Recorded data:
_ _ _ _
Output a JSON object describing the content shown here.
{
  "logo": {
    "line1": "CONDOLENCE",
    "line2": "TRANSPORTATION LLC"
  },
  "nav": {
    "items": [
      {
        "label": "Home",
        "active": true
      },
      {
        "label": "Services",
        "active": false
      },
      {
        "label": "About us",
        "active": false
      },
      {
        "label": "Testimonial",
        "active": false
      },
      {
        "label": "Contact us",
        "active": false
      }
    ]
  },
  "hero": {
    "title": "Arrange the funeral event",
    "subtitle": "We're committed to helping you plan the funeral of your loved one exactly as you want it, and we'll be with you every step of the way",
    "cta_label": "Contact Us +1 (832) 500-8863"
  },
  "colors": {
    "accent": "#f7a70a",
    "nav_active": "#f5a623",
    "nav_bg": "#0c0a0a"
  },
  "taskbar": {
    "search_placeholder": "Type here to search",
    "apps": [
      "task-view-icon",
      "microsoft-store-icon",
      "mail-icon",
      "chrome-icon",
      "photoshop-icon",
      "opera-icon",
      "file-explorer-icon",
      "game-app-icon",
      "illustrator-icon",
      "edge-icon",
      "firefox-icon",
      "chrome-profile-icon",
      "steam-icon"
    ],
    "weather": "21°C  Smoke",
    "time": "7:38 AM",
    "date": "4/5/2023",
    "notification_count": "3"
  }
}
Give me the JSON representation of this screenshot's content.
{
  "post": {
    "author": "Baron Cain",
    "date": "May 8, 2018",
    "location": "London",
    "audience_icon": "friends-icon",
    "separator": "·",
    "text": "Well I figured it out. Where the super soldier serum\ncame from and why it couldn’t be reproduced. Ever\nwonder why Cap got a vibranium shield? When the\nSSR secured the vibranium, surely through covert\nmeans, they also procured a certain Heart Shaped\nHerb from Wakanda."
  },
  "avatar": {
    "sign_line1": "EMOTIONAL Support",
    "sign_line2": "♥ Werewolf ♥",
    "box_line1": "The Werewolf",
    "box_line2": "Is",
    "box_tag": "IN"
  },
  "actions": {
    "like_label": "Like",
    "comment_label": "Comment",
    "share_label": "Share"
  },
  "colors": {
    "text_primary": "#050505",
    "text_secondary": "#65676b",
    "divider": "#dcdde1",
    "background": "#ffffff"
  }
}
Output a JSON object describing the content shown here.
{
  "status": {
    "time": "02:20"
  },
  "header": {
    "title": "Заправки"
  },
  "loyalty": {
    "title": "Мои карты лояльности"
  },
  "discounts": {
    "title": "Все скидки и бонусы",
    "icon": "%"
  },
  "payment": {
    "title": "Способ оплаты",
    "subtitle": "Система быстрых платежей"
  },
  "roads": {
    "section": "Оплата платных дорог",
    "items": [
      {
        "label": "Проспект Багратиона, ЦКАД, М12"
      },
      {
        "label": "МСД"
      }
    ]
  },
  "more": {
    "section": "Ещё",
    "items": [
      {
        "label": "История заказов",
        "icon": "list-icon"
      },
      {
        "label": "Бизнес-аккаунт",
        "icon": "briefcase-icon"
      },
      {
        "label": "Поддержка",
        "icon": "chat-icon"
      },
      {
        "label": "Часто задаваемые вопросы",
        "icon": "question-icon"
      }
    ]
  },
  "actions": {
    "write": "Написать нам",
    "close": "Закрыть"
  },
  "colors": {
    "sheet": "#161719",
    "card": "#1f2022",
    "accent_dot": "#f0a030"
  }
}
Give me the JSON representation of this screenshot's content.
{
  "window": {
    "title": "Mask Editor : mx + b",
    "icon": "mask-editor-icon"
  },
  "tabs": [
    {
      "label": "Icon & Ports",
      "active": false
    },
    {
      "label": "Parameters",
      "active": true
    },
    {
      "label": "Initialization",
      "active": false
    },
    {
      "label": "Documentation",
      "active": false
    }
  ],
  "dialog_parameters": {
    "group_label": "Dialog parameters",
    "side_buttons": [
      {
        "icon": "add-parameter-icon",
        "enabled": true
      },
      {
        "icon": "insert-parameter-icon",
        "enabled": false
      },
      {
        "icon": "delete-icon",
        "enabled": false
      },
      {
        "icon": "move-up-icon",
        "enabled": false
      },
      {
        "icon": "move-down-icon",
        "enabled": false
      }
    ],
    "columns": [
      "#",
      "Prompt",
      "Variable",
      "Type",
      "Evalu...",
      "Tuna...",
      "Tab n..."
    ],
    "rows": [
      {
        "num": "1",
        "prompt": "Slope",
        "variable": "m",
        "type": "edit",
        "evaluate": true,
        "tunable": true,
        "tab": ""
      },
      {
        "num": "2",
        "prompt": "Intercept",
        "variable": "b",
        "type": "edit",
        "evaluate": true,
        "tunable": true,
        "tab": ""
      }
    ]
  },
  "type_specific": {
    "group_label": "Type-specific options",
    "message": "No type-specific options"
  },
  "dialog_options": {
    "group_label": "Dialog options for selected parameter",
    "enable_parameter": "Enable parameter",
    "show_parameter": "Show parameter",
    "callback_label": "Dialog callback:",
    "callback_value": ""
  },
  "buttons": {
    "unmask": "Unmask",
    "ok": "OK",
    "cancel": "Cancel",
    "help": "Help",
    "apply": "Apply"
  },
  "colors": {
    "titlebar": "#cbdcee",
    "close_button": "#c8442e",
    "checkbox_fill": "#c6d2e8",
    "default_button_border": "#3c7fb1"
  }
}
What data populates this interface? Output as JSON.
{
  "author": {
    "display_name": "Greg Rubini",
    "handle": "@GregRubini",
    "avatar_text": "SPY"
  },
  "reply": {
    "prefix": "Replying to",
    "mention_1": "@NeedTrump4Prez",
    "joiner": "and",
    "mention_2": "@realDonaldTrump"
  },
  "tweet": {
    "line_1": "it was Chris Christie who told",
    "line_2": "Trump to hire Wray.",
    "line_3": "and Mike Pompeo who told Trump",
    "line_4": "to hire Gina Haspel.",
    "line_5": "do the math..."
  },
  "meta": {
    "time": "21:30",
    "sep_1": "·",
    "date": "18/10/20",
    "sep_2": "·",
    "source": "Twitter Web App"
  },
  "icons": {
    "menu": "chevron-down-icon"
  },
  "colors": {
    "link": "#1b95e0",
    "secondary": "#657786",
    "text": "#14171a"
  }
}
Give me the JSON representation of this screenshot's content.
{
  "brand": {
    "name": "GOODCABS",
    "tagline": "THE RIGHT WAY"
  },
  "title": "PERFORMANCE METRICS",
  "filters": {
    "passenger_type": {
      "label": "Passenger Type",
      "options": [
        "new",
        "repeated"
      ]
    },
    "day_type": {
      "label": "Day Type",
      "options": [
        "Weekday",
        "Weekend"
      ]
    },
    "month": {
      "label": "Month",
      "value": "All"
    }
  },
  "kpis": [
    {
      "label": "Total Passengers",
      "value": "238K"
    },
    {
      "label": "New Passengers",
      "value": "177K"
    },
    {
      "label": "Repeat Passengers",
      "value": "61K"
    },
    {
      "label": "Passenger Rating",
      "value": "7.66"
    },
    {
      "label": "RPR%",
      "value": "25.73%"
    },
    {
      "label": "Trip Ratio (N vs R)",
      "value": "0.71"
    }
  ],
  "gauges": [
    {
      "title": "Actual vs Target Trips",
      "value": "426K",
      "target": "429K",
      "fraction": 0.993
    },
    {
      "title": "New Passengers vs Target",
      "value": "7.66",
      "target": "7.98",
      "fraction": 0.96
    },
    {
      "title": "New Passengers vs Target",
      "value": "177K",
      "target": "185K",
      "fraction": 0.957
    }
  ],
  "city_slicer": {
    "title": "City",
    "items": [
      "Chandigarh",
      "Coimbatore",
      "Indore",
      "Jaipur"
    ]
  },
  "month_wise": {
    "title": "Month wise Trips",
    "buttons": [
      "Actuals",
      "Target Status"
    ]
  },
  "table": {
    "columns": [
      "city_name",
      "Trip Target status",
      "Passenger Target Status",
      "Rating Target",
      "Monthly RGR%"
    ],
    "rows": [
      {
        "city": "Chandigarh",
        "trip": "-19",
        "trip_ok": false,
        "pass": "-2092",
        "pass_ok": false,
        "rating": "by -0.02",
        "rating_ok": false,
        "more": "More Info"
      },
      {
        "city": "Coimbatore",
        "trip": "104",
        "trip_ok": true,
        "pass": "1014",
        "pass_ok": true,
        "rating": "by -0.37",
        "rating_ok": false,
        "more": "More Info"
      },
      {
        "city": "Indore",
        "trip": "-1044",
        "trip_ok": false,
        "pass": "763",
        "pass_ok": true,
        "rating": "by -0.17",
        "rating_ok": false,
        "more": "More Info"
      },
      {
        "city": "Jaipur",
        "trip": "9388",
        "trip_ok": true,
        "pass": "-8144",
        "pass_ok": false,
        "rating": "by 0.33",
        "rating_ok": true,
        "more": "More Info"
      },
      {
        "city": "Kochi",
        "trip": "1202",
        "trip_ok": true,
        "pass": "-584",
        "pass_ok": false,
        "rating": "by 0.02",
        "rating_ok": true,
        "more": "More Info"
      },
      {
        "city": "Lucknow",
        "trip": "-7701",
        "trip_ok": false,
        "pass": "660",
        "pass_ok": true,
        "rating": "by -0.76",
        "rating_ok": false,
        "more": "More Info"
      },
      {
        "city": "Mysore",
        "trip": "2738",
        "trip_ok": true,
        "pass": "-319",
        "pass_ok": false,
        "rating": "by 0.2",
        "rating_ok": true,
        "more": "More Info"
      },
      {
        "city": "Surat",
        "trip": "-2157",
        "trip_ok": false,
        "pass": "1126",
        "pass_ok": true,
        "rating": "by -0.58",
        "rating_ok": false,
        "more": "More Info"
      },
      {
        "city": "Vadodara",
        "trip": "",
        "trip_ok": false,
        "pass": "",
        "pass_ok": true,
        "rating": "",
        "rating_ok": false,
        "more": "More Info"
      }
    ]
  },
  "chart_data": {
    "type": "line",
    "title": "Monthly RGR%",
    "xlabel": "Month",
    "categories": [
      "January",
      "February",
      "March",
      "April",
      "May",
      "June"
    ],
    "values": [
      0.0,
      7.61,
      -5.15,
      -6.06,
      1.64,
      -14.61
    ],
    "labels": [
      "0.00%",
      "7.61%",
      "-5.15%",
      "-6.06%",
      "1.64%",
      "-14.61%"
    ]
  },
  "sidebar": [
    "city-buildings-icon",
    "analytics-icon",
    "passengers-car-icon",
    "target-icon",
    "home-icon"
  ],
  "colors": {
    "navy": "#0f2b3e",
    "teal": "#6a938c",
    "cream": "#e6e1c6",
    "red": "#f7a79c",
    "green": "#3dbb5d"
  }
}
_ _ _ _
#### Instructions for the task
Which lines hold the string "subtitle"? Copy all of them from the data above.

#### Finished exercise
    "subtitle": "We're committed to helping you plan the funeral of your loved one exactly as you want it, and we'll be with you every step of the way",
    "subtitle": "Система быстрых платежей"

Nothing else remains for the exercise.